### Short problem:
Repeat exactly the lines from the line containing "Read all visible content and emit it as JSON." to the last line of the listing, including both.
>> Begin
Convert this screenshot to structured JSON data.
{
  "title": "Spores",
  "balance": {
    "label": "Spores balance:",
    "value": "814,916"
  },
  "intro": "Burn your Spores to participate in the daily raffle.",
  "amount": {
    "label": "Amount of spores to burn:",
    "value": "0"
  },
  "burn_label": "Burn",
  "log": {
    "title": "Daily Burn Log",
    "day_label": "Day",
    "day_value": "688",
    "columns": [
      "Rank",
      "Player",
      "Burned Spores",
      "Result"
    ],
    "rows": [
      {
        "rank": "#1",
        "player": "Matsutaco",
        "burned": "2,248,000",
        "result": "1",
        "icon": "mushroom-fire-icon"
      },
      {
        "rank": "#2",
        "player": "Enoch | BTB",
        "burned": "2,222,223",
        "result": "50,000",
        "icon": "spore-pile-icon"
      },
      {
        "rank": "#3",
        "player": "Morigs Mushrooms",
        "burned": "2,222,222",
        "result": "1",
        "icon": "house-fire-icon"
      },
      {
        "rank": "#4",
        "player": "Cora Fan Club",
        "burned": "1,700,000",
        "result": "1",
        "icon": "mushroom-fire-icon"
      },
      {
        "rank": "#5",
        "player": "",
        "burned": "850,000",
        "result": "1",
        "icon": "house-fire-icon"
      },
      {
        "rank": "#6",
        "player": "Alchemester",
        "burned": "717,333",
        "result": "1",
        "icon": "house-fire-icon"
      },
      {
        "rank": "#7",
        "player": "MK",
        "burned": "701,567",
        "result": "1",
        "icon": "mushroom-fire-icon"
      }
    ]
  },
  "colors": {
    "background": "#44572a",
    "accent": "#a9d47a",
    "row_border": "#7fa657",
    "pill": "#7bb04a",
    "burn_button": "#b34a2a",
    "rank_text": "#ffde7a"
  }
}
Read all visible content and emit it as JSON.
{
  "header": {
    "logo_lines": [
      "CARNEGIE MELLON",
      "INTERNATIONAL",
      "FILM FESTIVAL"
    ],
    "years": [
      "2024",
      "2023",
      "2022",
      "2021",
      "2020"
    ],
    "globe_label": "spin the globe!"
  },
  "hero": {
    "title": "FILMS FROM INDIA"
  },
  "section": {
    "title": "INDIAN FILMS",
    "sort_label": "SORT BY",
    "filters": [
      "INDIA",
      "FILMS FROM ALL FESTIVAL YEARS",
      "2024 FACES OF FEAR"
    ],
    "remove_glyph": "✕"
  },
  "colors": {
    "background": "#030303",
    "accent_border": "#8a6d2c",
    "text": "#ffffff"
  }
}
>> End
### Answer for the task:
Read all visible content and emit it as JSON.
{
  "header": {
    "logo_lines": [
      "CARNEGIE MELLON",
      "INTERNATIONAL",
      "FILM FESTIVAL"
    ],
    "years": [
      "2024",
      "2023",
      "2022",
      "2021",
      "2020"
    ],
    "globe_label": "spin the globe!"
  },
  "hero": {
    "title": "FILMS FROM INDIA"
  },
  "section": {
    "title": "INDIAN FILMS",
    "sort_label": "SORT BY",
    "filters": [
      "INDIA",
      "FILMS FROM ALL FESTIVAL YEARS",
      "2024 FACES OF FEAR"
    ],
    "remove_glyph": "✕"
  },
  "colors": {
    "background": "#030303",
    "accent_border": "#8a6d2c",
    "text": "#ffffff"
  }
}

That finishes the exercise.